* **Material for this exercise**:
start

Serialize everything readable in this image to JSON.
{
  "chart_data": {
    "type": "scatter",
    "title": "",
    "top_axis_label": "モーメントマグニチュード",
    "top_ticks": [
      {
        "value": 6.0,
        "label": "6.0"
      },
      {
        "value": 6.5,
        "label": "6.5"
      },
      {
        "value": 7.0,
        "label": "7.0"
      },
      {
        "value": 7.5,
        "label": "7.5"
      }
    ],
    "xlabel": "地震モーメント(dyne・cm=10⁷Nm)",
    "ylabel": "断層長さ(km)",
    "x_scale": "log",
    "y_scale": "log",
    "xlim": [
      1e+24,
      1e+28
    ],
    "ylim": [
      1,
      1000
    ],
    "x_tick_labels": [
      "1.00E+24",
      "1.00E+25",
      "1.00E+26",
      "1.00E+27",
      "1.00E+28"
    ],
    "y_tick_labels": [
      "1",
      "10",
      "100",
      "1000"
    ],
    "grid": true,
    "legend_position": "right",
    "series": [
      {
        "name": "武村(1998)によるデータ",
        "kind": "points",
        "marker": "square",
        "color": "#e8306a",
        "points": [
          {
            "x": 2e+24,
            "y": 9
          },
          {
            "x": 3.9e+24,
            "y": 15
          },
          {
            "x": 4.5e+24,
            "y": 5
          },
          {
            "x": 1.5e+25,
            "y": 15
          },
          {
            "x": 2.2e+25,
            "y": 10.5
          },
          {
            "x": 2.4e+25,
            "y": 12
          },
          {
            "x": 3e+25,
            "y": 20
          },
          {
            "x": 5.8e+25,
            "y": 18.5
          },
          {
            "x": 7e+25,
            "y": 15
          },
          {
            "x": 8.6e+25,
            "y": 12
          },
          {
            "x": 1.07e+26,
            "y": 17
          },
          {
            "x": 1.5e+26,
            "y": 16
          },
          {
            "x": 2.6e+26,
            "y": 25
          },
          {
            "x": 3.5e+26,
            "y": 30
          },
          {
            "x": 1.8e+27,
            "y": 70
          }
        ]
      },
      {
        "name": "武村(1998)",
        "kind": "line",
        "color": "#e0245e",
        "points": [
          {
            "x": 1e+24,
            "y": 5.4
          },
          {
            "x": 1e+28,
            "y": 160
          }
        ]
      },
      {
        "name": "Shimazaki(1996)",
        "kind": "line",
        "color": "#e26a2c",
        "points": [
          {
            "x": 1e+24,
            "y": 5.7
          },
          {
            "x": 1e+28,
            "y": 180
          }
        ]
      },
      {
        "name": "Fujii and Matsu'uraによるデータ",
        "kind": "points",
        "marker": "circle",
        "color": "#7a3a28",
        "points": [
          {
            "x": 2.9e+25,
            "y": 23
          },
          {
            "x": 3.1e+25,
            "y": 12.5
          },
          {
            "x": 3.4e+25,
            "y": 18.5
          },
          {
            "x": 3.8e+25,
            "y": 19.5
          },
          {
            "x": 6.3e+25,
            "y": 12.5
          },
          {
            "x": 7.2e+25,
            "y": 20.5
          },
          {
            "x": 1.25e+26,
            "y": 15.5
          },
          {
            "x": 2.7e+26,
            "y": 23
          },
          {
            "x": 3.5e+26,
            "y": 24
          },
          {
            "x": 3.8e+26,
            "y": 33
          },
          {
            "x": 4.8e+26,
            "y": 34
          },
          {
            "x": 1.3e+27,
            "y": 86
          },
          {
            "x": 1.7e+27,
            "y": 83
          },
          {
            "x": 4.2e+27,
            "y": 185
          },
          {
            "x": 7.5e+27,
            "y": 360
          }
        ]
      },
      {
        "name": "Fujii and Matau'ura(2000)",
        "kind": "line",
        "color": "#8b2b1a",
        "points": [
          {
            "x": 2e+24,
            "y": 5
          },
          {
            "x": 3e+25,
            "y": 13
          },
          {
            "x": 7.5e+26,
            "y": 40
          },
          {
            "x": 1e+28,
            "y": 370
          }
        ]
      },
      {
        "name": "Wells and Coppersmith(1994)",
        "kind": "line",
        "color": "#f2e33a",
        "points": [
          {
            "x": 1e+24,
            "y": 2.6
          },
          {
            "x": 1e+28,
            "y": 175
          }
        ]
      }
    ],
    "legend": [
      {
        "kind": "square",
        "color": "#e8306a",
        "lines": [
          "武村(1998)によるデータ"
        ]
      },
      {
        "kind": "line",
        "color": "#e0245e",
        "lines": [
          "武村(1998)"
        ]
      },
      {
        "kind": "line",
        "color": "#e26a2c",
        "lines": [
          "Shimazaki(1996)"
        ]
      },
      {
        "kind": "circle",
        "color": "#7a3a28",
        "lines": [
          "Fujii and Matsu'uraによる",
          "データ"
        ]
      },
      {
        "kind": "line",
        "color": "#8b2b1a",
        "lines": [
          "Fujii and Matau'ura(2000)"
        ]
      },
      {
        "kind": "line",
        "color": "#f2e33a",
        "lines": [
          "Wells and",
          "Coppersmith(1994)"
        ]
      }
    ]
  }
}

end

* **Task brief**:
Above are the records; retype them all without a single difference.

* **Correct answer**:
Serialize everything readable in this image to JSON.
{
  "chart_data": {
    "type": "scatter",
    "title": "",
    "top_axis_label": "モーメントマグニチュード",
    "top_ticks": [
      {
        "value": 6.0,
        "label": "6.0"
      },
      {
        "value": 6.5,
        "label": "6.5"
      },
      {
        "value": 7.0,
        "label": "7.0"
      },
      {
        "value": 7.5,
        "label": "7.5"
      }
    ],
    "xlabel": "地震モーメント(dyne・cm=10⁷Nm)",
    "ylabel": "断層長さ(km)",
    "x_scale": "log",
    "y_scale": "log",
    "xlim": [
      1e+24,
      1e+28
    ],
    "ylim": [
      1,
      1000
    ],
    "x_tick_labels": [
      "1.00E+24",
      "1.00E+25",
      "1.00E+26",
      "1.00E+27",
      "1.00E+28"
    ],
    "y_tick_labels": [
      "1",
      "10",
      "100",
      "1000"
    ],
    "grid": true,
    "legend_position": "right",
    "series": [
      {
        "name": "武村(1998)によるデータ",
        "kind": "points",
        "marker": "square",
        "color": "#e8306a",
        "points": [
          {
            "x": 2e+24,
            "y": 9
          },
          {
            "x": 3.9e+24,
            "y": 15
          },
          {
            "x": 4.5e+24,
            "y": 5
          },
          {
            "x": 1.5e+25,
            "y": 15
          },
          {
            "x": 2.2e+25,
            "y": 10.5
          },
          {
            "x": 2.4e+25,
            "y": 12
          },
          {
            "x": 3e+25,
            "y": 20
          },
          {
            "x": 5.8e+25,
            "y": 18.5
          },
          {
            "x": 7e+25,
            "y": 15
          },
          {
            "x": 8.6e+25,
            "y": 12
          },
          {
            "x": 1.07e+26,
            "y": 17
          },
          {
            "x": 1.5e+26,
            "y": 16
          },
          {
            "x": 2.6e+26,
            "y": 25
          },
          {
            "x": 3.5e+26,
            "y": 30
          },
          {
            "x": 1.8e+27,
            "y": 70
          }
        ]
      },
      {
        "name": "武村(1998)",
        "kind": "line",
        "color": "#e0245e",
        "points": [
          {
            "x": 1e+24,
            "y": 5.4
          },
          {
            "x": 1e+28,
            "y": 160
          }
        ]
      },
      {
        "name": "Shimazaki(1996)",
        "kind": "line",
        "color": "#e26a2c",
        "points": [
          {
            "x": 1e+24,
            "y": 5.7
          },
          {
            "x": 1e+28,
            "y": 180
          }
        ]
      },
      {
        "name": "Fujii and Matsu'uraによるデータ",
        "kind": "points",
        "marker": "circle",
        "color": "#7a3a28",
        "points": [
          {
            "x": 2.9e+25,
            "y": 23
          },
          {
            "x": 3.1e+25,
            "y": 12.5
          },
          {
            "x": 3.4e+25,
            "y": 18.5
          },
          {
            "x": 3.8e+25,
            "y": 19.5
          },
          {
            "x": 6.3e+25,
            "y": 12.5
          },
          {
            "x": 7.2e+25,
            "y": 20.5
          },
          {
            "x": 1.25e+26,
            "y": 15.5
          },
          {
            "x": 2.7e+26,
            "y": 23
          },
          {
            "x": 3.5e+26,
            "y": 24
          },
          {
            "x": 3.8e+26,
            "y": 33
          },
          {
            "x": 4.8e+26,
            "y": 34
          },
          {
            "x": 1.3e+27,
            "y": 86
          },
          {
            "x": 1.7e+27,
            "y": 83
          },
          {
            "x": 4.2e+27,
            "y": 185
          },
          {
            "x": 7.5e+27,
            "y": 360
          }
        ]
      },
      {
        "name": "Fujii and Matau'ura(2000)",
        "kind": "line",
        "color": "#8b2b1a",
        "points": [
          {
            "x": 2e+24,
            "y": 5
          },
          {
            "x": 3e+25,
            "y": 13
          },
          {
            "x": 7.5e+26,
            "y": 40
          },
          {
            "x": 1e+28,
            "y": 370
          }
        ]
      },
      {
        "name": "Wells and Coppersmith(1994)",
        "kind": "line",
        "color": "#f2e33a",
        "points": [
          {
            "x": 1e+24,
            "y": 2.6
          },
          {
            "x": 1e+28,
            "y": 175
          }
        ]
      }
    ],
    "legend": [
      {
        "kind": "square",
        "color": "#e8306a",
        "lines": [
          "武村(1998)によるデータ"
        ]
      },
      {
        "kind": "line",
        "color": "#e0245e",
        "lines": [
          "武村(1998)"
        ]
      },
      {
        "kind": "line",
        "color": "#e26a2c",
        "lines": [
          "Shimazaki(1996)"
        ]
      },
      {
        "kind": "circle",
        "color": "#7a3a28",
        "lines": [
          "Fujii and Matsu'uraによる",
          "データ"
        ]
      },
      {
        "kind": "line",
        "color": "#8b2b1a",
        "lines": [
          "Fujii and Matau'ura(2000)"
        ]
      },
      {
        "kind": "line",
        "color": "#f2e33a",
        "lines": [
          "Wells and",
          "Coppersmith(1994)"
        ]
      }
    ]
  }
}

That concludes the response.